SHORT PROBLEM
Here are records with pictures in them. Copy all of them exactly and leave the pictures out.
### MATERIAL SUPPLIED
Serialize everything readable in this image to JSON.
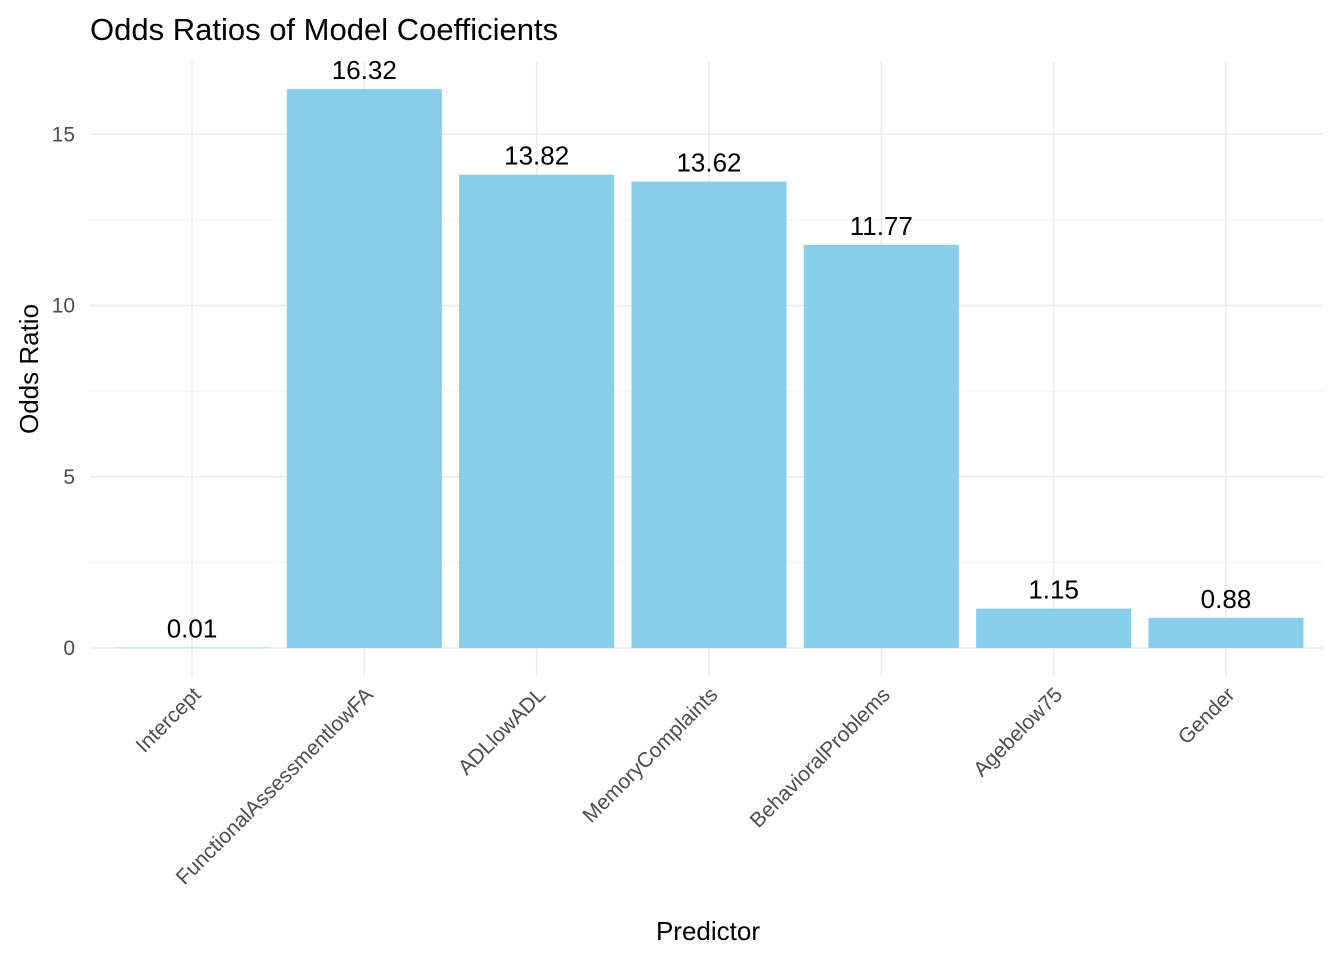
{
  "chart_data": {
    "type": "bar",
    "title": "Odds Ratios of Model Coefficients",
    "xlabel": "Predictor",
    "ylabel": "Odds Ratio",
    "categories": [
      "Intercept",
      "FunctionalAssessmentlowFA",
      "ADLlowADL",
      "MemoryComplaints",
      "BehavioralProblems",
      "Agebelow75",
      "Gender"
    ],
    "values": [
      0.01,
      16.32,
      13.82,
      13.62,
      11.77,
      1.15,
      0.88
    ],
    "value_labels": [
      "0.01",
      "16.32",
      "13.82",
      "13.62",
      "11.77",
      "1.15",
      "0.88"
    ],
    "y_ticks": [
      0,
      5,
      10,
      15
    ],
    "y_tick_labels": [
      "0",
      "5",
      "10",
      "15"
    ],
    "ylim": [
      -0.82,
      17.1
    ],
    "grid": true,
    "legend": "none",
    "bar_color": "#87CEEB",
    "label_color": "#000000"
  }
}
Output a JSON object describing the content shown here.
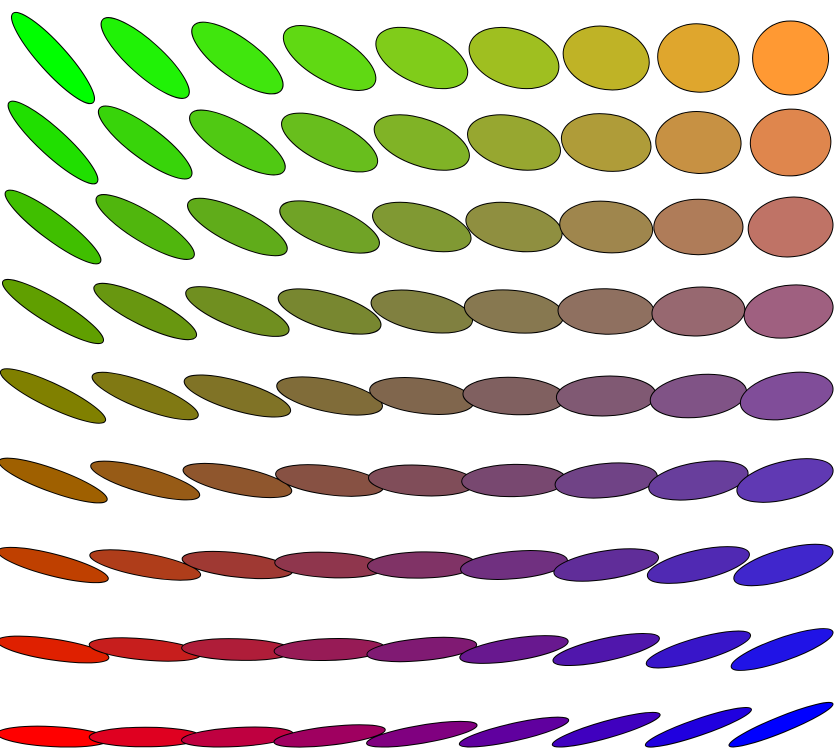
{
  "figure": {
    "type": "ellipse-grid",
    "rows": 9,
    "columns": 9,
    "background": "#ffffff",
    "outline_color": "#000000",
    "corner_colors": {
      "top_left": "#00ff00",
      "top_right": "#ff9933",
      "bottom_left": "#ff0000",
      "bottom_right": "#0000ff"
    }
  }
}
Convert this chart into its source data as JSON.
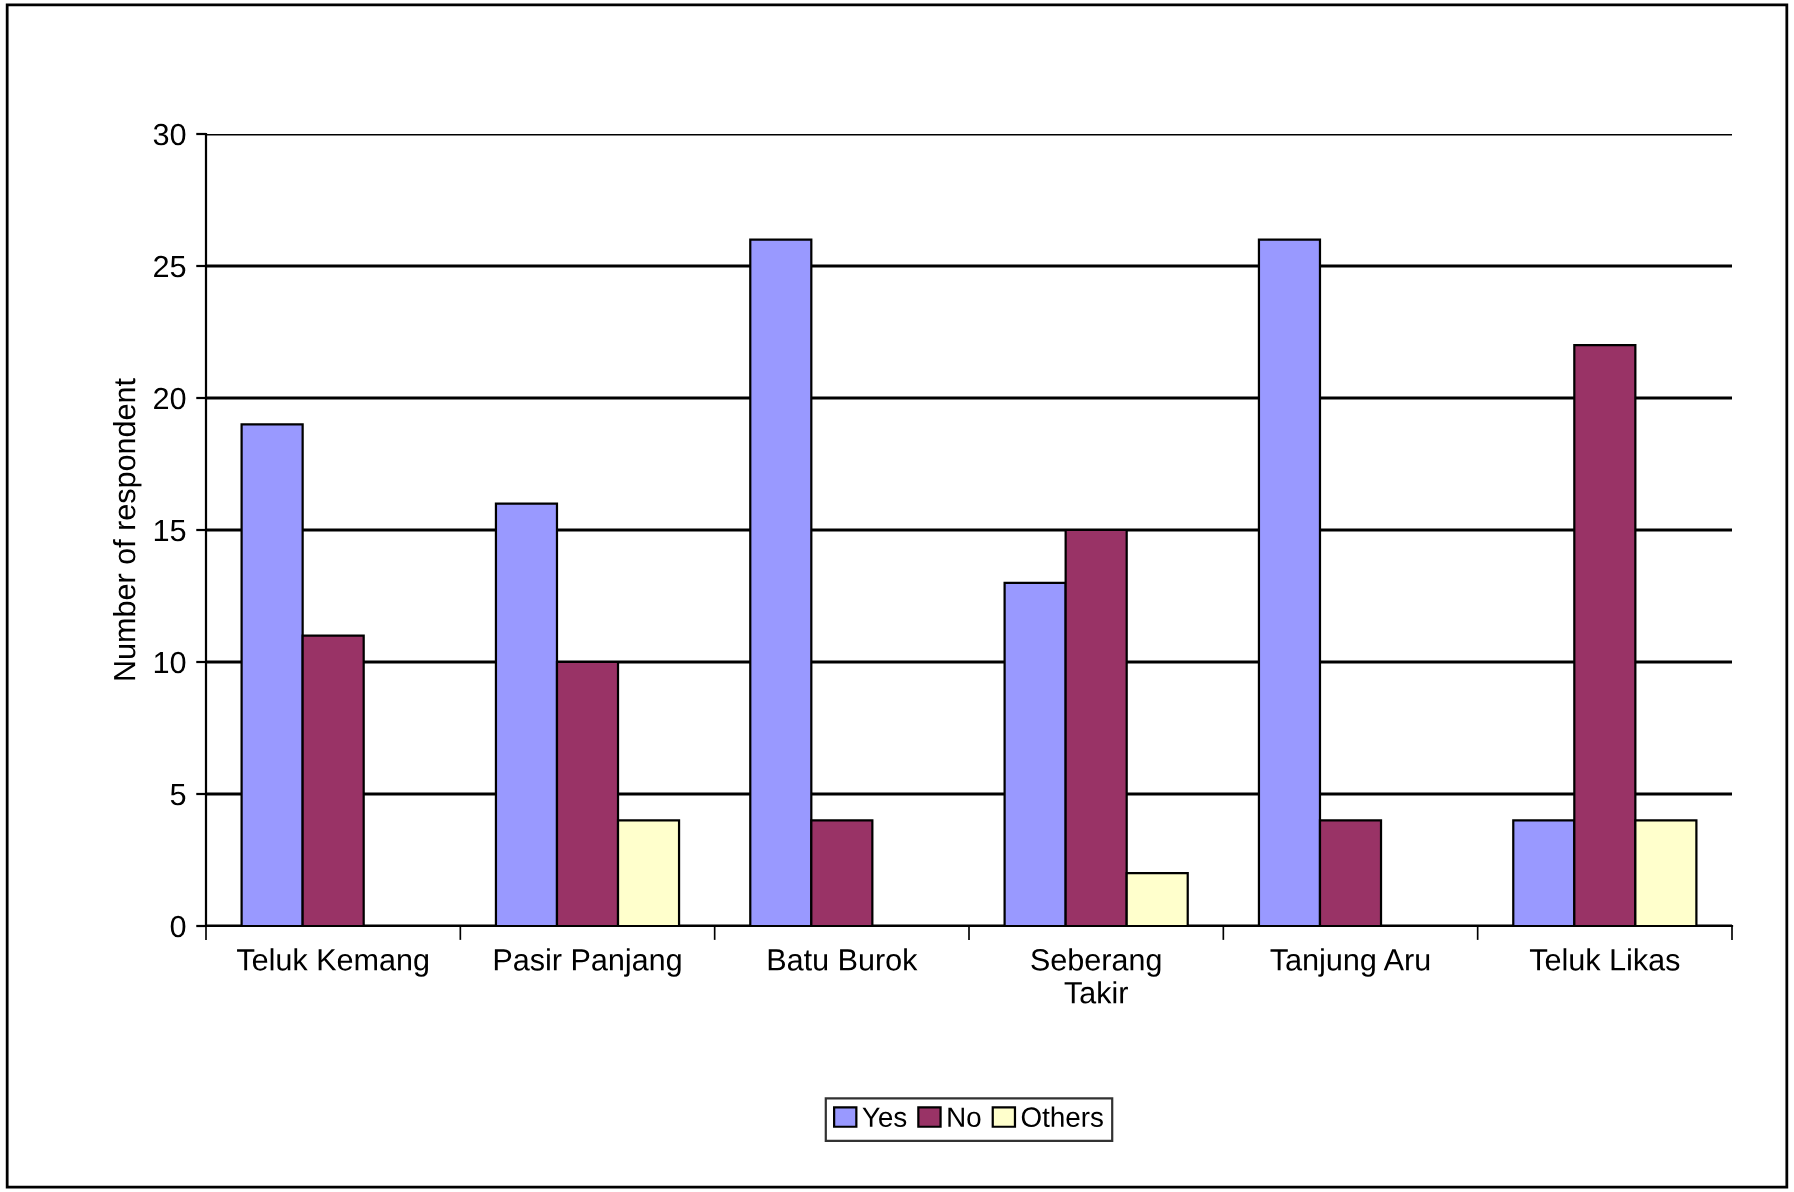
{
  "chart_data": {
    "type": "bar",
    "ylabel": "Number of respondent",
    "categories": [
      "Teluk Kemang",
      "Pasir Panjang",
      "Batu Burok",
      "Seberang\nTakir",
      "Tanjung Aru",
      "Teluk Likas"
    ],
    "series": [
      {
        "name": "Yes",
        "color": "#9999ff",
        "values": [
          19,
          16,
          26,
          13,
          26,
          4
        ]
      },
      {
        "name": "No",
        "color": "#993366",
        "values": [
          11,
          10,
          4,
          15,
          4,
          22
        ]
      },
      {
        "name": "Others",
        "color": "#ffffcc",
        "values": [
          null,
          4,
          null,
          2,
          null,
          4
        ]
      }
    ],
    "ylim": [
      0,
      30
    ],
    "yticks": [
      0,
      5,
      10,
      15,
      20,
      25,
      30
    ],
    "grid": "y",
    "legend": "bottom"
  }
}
######
THE ANSWER
Serialize everything readable in this image to JSON.
{
  "chart_data": {
    "type": "bar",
    "title": "Odds Ratios of Model Coefficients",
    "xlabel": "Predictor",
    "ylabel": "Odds Ratio",
    "categories": [
      "Intercept",
      "FunctionalAssessmentlowFA",
      "ADLlowADL",
      "MemoryComplaints",
      "BehavioralProblems",
      "Agebelow75",
      "Gender"
    ],
    "values": [
      0.01,
      16.32,
      13.82,
      13.62,
      11.77,
      1.15,
      0.88
    ],
    "value_labels": [
      "0.01",
      "16.32",
      "13.82",
      "13.62",
      "11.77",
      "1.15",
      "0.88"
    ],
    "y_ticks": [
      0,
      5,
      10,
      15
    ],
    "y_tick_labels": [
      "0",
      "5",
      "10",
      "15"
    ],
    "ylim": [
      -0.82,
      17.1
    ],
    "grid": true,
    "legend": "none",
    "bar_color": "#87CEEB",
    "label_color": "#000000"
  }
}
Output a JSON object describing the content shown here.
{
  "figure": {
    "type": "ellipse-grid",
    "rows": 9,
    "columns": 9,
    "background": "#ffffff",
    "outline_color": "#000000",
    "corner_colors": {
      "top_left": "#00ff00",
      "top_right": "#ff9933",
      "bottom_left": "#ff0000",
      "bottom_right": "#0000ff"
    }
  }
}
Convert this chart into its source data as JSON.
{
  "chart_data": {
    "type": "bar",
    "ylabel": "Number of respondent",
    "categories": [
      "Teluk Kemang",
      "Pasir Panjang",
      "Batu Burok",
      "Seberang\nTakir",
      "Tanjung Aru",
      "Teluk Likas"
    ],
    "series": [
      {
        "name": "Yes",
        "color": "#9999ff",
        "values": [
          19,
          16,
          26,
          13,
          26,
          4
        ]
      },
      {
        "name": "No",
        "color": "#993366",
        "values": [
          11,
          10,
          4,
          15,
          4,
          22
        ]
      },
      {
        "name": "Others",
        "color": "#ffffcc",
        "values": [
          null,
          4,
          null,
          2,
          null,
          4
        ]
      }
    ],
    "ylim": [
      0,
      30
    ],
    "yticks": [
      0,
      5,
      10,
      15,
      20,
      25,
      30
    ],
    "grid": "y",
    "legend": "bottom"
  }
}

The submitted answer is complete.